■ EXERCISE DIRECTIONS ■
Transcribe the material in full. Nothing should differ except that the pictures are left out.

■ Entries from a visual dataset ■
----

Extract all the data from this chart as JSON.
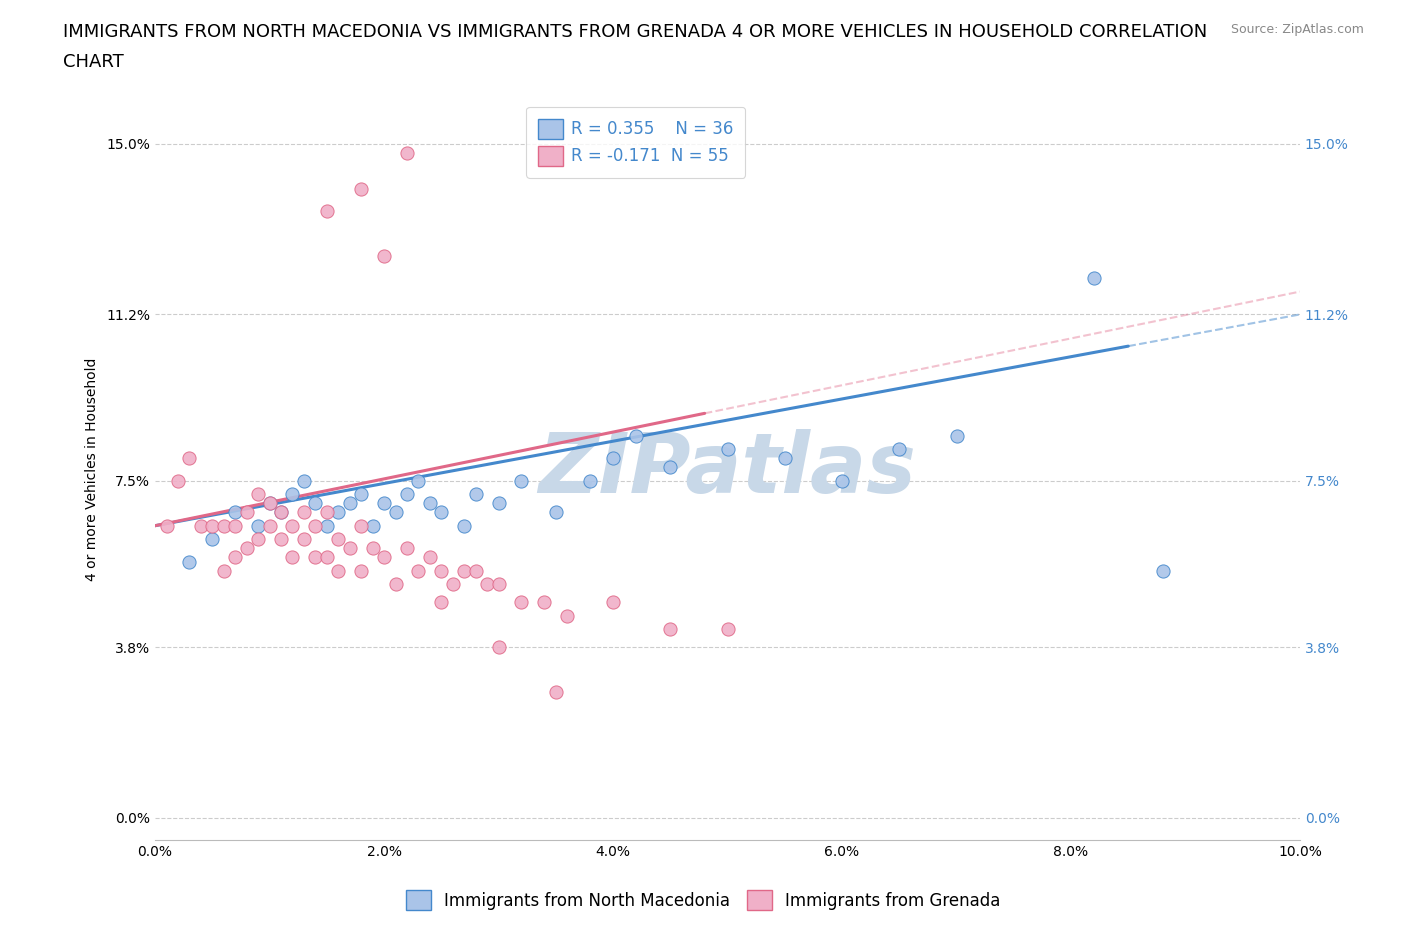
{
  "title_line1": "IMMIGRANTS FROM NORTH MACEDONIA VS IMMIGRANTS FROM GRENADA 4 OR MORE VEHICLES IN HOUSEHOLD CORRELATION",
  "title_line2": "CHART",
  "source_text": "Source: ZipAtlas.com",
  "ylabel": "4 or more Vehicles in Household",
  "xlim": [
    0.0,
    0.1
  ],
  "ylim": [
    -0.005,
    0.16
  ],
  "xticks": [
    0.0,
    0.02,
    0.04,
    0.06,
    0.08,
    0.1
  ],
  "ytick_positions": [
    0.0,
    0.038,
    0.075,
    0.112,
    0.15
  ],
  "blue_R": 0.355,
  "blue_N": 36,
  "pink_R": -0.171,
  "pink_N": 55,
  "blue_color": "#aac4e8",
  "pink_color": "#f0b0c8",
  "blue_line_color": "#4488cc",
  "pink_line_color": "#e06888",
  "grid_color": "#cccccc",
  "watermark_color": "#c8d8e8",
  "blue_scatter_x": [
    0.003,
    0.005,
    0.007,
    0.009,
    0.01,
    0.011,
    0.012,
    0.013,
    0.014,
    0.015,
    0.016,
    0.017,
    0.018,
    0.019,
    0.02,
    0.021,
    0.022,
    0.023,
    0.024,
    0.025,
    0.027,
    0.028,
    0.03,
    0.032,
    0.035,
    0.038,
    0.04,
    0.042,
    0.045,
    0.05,
    0.055,
    0.06,
    0.065,
    0.07,
    0.082,
    0.088
  ],
  "blue_scatter_y": [
    0.057,
    0.062,
    0.068,
    0.065,
    0.07,
    0.068,
    0.072,
    0.075,
    0.07,
    0.065,
    0.068,
    0.07,
    0.072,
    0.065,
    0.07,
    0.068,
    0.072,
    0.075,
    0.07,
    0.068,
    0.065,
    0.072,
    0.07,
    0.075,
    0.068,
    0.075,
    0.08,
    0.085,
    0.078,
    0.082,
    0.08,
    0.075,
    0.082,
    0.085,
    0.12,
    0.055
  ],
  "pink_scatter_x": [
    0.001,
    0.002,
    0.003,
    0.004,
    0.005,
    0.006,
    0.006,
    0.007,
    0.007,
    0.008,
    0.008,
    0.009,
    0.009,
    0.01,
    0.01,
    0.011,
    0.011,
    0.012,
    0.012,
    0.013,
    0.013,
    0.014,
    0.014,
    0.015,
    0.015,
    0.016,
    0.016,
    0.017,
    0.018,
    0.018,
    0.019,
    0.02,
    0.021,
    0.022,
    0.023,
    0.024,
    0.025,
    0.026,
    0.027,
    0.028,
    0.029,
    0.03,
    0.032,
    0.034,
    0.036,
    0.04,
    0.045,
    0.05,
    0.025,
    0.022,
    0.018,
    0.015,
    0.02,
    0.03,
    0.035
  ],
  "pink_scatter_y": [
    0.065,
    0.075,
    0.08,
    0.065,
    0.065,
    0.065,
    0.055,
    0.058,
    0.065,
    0.06,
    0.068,
    0.062,
    0.072,
    0.065,
    0.07,
    0.062,
    0.068,
    0.065,
    0.058,
    0.068,
    0.062,
    0.058,
    0.065,
    0.068,
    0.058,
    0.062,
    0.055,
    0.06,
    0.055,
    0.065,
    0.06,
    0.058,
    0.052,
    0.06,
    0.055,
    0.058,
    0.055,
    0.052,
    0.055,
    0.055,
    0.052,
    0.052,
    0.048,
    0.048,
    0.045,
    0.048,
    0.042,
    0.042,
    0.048,
    0.148,
    0.14,
    0.135,
    0.125,
    0.038,
    0.028
  ],
  "legend_label_blue": "Immigrants from North Macedonia",
  "legend_label_pink": "Immigrants from Grenada",
  "title_fontsize": 13,
  "axis_label_fontsize": 10,
  "tick_fontsize": 10,
  "legend_fontsize": 12
}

----

■ OUTPUT FOR THIS EXERCISE ■
Extract all the data from this chart as JSON.
{
  "title_line1": "IMMIGRANTS FROM NORTH MACEDONIA VS IMMIGRANTS FROM GRENADA 4 OR MORE VEHICLES IN HOUSEHOLD CORRELATION",
  "title_line2": "CHART",
  "source_text": "Source: ZipAtlas.com",
  "ylabel": "4 or more Vehicles in Household",
  "xlim": [
    0.0,
    0.1
  ],
  "ylim": [
    -0.005,
    0.16
  ],
  "xticks": [
    0.0,
    0.02,
    0.04,
    0.06,
    0.08,
    0.1
  ],
  "ytick_positions": [
    0.0,
    0.038,
    0.075,
    0.112,
    0.15
  ],
  "blue_R": 0.355,
  "blue_N": 36,
  "pink_R": -0.171,
  "pink_N": 55,
  "blue_color": "#aac4e8",
  "pink_color": "#f0b0c8",
  "blue_line_color": "#4488cc",
  "pink_line_color": "#e06888",
  "grid_color": "#cccccc",
  "watermark_color": "#c8d8e8",
  "blue_scatter_x": [
    0.003,
    0.005,
    0.007,
    0.009,
    0.01,
    0.011,
    0.012,
    0.013,
    0.014,
    0.015,
    0.016,
    0.017,
    0.018,
    0.019,
    0.02,
    0.021,
    0.022,
    0.023,
    0.024,
    0.025,
    0.027,
    0.028,
    0.03,
    0.032,
    0.035,
    0.038,
    0.04,
    0.042,
    0.045,
    0.05,
    0.055,
    0.06,
    0.065,
    0.07,
    0.082,
    0.088
  ],
  "blue_scatter_y": [
    0.057,
    0.062,
    0.068,
    0.065,
    0.07,
    0.068,
    0.072,
    0.075,
    0.07,
    0.065,
    0.068,
    0.07,
    0.072,
    0.065,
    0.07,
    0.068,
    0.072,
    0.075,
    0.07,
    0.068,
    0.065,
    0.072,
    0.07,
    0.075,
    0.068,
    0.075,
    0.08,
    0.085,
    0.078,
    0.082,
    0.08,
    0.075,
    0.082,
    0.085,
    0.12,
    0.055
  ],
  "pink_scatter_x": [
    0.001,
    0.002,
    0.003,
    0.004,
    0.005,
    0.006,
    0.006,
    0.007,
    0.007,
    0.008,
    0.008,
    0.009,
    0.009,
    0.01,
    0.01,
    0.011,
    0.011,
    0.012,
    0.012,
    0.013,
    0.013,
    0.014,
    0.014,
    0.015,
    0.015,
    0.016,
    0.016,
    0.017,
    0.018,
    0.018,
    0.019,
    0.02,
    0.021,
    0.022,
    0.023,
    0.024,
    0.025,
    0.026,
    0.027,
    0.028,
    0.029,
    0.03,
    0.032,
    0.034,
    0.036,
    0.04,
    0.045,
    0.05,
    0.025,
    0.022,
    0.018,
    0.015,
    0.02,
    0.03,
    0.035
  ],
  "pink_scatter_y": [
    0.065,
    0.075,
    0.08,
    0.065,
    0.065,
    0.065,
    0.055,
    0.058,
    0.065,
    0.06,
    0.068,
    0.062,
    0.072,
    0.065,
    0.07,
    0.062,
    0.068,
    0.065,
    0.058,
    0.068,
    0.062,
    0.058,
    0.065,
    0.068,
    0.058,
    0.062,
    0.055,
    0.06,
    0.055,
    0.065,
    0.06,
    0.058,
    0.052,
    0.06,
    0.055,
    0.058,
    0.055,
    0.052,
    0.055,
    0.055,
    0.052,
    0.052,
    0.048,
    0.048,
    0.045,
    0.048,
    0.042,
    0.042,
    0.048,
    0.148,
    0.14,
    0.135,
    0.125,
    0.038,
    0.028
  ],
  "legend_label_blue": "Immigrants from North Macedonia",
  "legend_label_pink": "Immigrants from Grenada",
  "title_fontsize": 13,
  "axis_label_fontsize": 10,
  "tick_fontsize": 10,
  "legend_fontsize": 12
}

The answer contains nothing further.